Saved entries
===
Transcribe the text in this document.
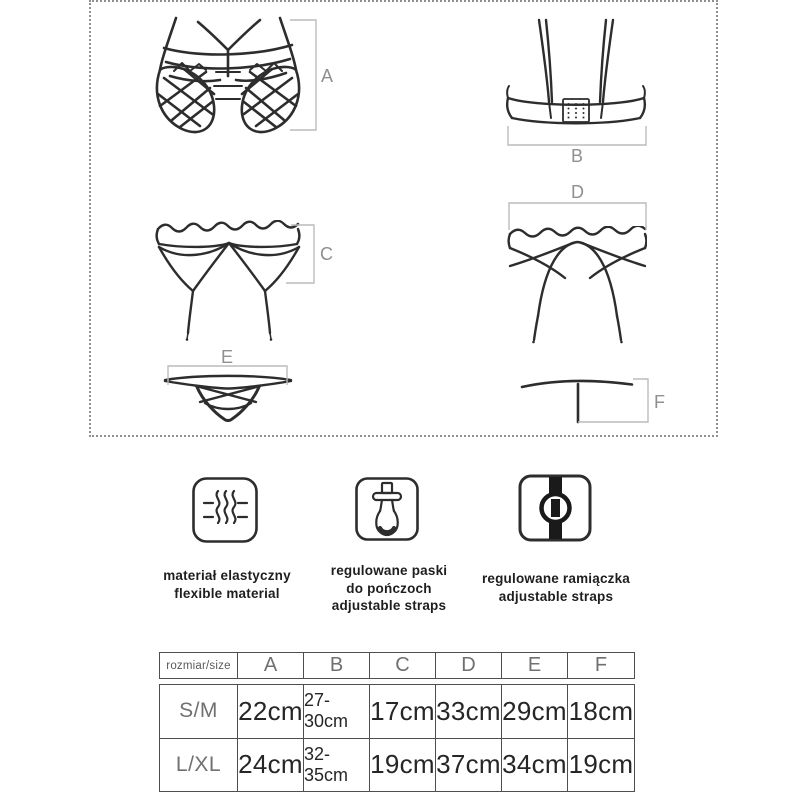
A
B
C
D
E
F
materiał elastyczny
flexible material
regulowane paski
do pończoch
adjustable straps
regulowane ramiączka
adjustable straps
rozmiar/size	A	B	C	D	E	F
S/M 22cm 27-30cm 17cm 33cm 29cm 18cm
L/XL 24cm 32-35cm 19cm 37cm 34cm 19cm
===
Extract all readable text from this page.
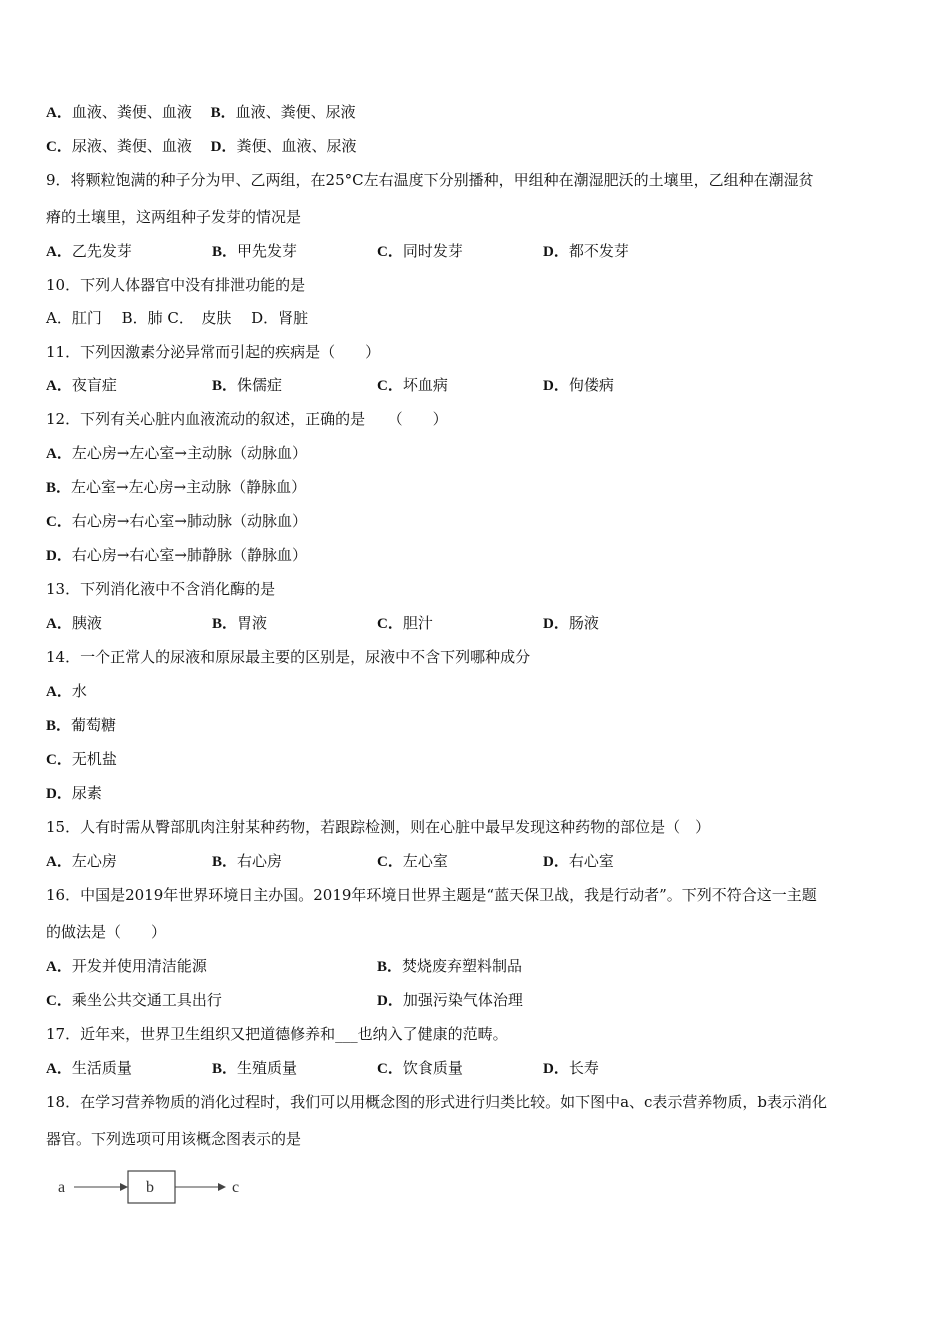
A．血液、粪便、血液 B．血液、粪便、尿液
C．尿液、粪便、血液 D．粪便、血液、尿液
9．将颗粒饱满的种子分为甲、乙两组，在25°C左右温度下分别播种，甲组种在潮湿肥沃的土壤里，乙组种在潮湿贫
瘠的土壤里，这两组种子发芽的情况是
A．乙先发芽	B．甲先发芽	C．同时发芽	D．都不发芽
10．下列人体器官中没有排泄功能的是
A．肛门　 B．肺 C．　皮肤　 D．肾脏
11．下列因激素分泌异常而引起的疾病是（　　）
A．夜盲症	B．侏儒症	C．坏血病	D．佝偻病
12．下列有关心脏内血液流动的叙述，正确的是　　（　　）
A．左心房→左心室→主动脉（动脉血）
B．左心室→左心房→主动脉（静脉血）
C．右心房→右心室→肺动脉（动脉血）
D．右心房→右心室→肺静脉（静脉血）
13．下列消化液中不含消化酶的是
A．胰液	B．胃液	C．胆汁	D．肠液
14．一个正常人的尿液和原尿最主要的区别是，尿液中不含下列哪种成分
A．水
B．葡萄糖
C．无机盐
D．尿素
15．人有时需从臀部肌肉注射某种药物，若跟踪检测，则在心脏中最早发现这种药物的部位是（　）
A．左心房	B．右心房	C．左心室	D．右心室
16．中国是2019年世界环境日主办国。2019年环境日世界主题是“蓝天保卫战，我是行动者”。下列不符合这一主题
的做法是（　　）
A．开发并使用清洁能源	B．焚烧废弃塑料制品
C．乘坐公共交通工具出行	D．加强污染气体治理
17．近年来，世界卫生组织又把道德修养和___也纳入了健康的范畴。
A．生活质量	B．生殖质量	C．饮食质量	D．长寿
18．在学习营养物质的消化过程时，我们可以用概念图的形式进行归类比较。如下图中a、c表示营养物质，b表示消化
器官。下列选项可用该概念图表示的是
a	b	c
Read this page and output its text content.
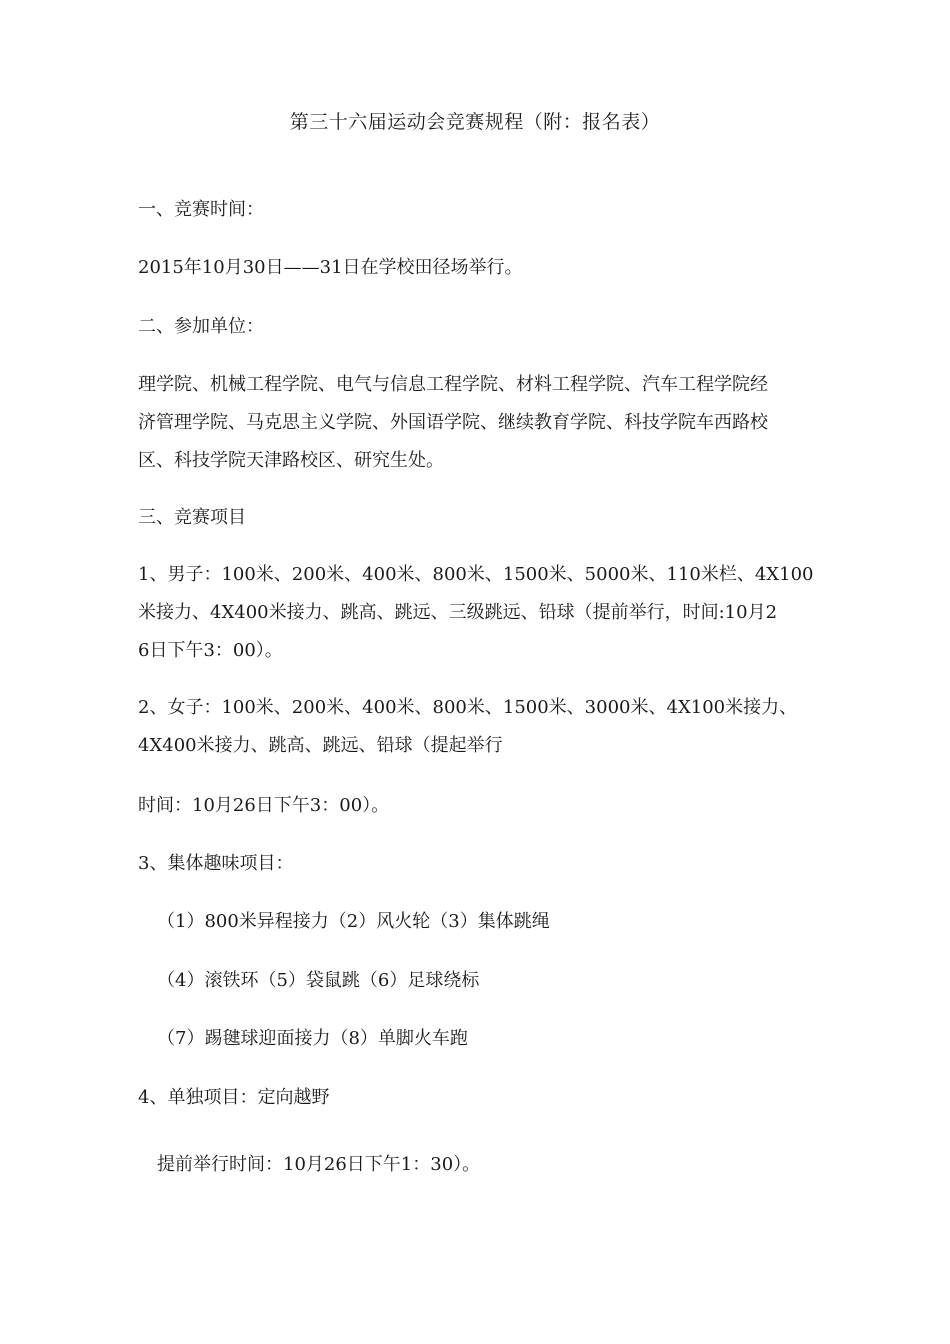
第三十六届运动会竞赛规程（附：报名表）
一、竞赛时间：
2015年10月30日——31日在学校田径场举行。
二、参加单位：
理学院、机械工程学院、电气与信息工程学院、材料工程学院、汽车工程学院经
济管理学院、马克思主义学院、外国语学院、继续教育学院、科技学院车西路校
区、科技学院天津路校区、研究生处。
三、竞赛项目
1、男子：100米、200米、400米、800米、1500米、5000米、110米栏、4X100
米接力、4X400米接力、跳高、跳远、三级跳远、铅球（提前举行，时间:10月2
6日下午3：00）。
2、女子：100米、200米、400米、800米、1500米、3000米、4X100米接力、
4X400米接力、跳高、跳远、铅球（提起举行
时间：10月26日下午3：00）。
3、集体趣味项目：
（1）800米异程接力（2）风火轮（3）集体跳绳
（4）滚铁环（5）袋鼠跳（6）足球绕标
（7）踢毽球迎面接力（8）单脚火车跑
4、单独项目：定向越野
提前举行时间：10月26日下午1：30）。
===
WHAT NEEDS TO BE DONE: Only a number is needed: how many lines of the material above contain "page"?

FINISHED ANSWER: 2